(RECORDS TO USE)
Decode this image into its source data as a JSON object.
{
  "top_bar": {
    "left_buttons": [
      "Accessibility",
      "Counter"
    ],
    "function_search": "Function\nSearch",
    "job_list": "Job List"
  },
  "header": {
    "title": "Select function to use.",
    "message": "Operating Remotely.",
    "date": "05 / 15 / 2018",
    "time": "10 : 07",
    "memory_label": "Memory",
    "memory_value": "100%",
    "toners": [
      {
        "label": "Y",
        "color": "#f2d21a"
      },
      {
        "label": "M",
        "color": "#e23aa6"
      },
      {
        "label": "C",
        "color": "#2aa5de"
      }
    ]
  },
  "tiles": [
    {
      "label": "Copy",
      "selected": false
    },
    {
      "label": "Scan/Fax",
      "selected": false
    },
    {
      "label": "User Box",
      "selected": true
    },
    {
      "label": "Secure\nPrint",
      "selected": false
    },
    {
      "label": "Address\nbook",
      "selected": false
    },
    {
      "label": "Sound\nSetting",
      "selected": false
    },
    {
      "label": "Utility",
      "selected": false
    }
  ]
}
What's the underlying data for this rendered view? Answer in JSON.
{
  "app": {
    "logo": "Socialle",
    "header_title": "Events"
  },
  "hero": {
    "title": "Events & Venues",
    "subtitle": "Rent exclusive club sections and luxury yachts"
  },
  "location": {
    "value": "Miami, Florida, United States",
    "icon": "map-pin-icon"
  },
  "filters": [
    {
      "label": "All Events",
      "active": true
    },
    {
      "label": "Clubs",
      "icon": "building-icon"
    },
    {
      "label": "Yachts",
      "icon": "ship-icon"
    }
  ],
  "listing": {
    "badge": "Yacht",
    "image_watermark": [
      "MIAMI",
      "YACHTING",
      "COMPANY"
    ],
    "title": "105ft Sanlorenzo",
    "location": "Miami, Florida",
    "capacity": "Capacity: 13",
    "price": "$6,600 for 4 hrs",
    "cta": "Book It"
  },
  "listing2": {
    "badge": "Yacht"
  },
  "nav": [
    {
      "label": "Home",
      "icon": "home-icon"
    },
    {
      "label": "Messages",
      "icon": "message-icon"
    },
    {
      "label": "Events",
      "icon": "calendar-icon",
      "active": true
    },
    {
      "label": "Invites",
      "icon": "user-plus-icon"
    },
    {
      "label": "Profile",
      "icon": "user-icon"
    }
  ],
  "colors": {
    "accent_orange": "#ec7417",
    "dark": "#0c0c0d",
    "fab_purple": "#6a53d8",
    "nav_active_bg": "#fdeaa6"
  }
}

(OBJECTIVE) Repeat, character for character, the lines from the one that holds "What's the underlying" to the final line of the material, inclusive, and no other lines.

(EXERCISE SOLUTION)
What's the underlying data for this rendered view? Answer in JSON.
{
  "app": {
    "logo": "Socialle",
    "header_title": "Events"
  },
  "hero": {
    "title": "Events & Venues",
    "subtitle": "Rent exclusive club sections and luxury yachts"
  },
  "location": {
    "value": "Miami, Florida, United States",
    "icon": "map-pin-icon"
  },
  "filters": [
    {
      "label": "All Events",
      "active": true
    },
    {
      "label": "Clubs",
      "icon": "building-icon"
    },
    {
      "label": "Yachts",
      "icon": "ship-icon"
    }
  ],
  "listing": {
    "badge": "Yacht",
    "image_watermark": [
      "MIAMI",
      "YACHTING",
      "COMPANY"
    ],
    "title": "105ft Sanlorenzo",
    "location": "Miami, Florida",
    "capacity": "Capacity: 13",
    "price": "$6,600 for 4 hrs",
    "cta": "Book It"
  },
  "listing2": {
    "badge": "Yacht"
  },
  "nav": [
    {
      "label": "Home",
      "icon": "home-icon"
    },
    {
      "label": "Messages",
      "icon": "message-icon"
    },
    {
      "label": "Events",
      "icon": "calendar-icon",
      "active": true
    },
    {
      "label": "Invites",
      "icon": "user-plus-icon"
    },
    {
      "label": "Profile",
      "icon": "user-icon"
    }
  ],
  "colors": {
    "accent_orange": "#ec7417",
    "dark": "#0c0c0d",
    "fab_purple": "#6a53d8",
    "nav_active_bg": "#fdeaa6"
  }
}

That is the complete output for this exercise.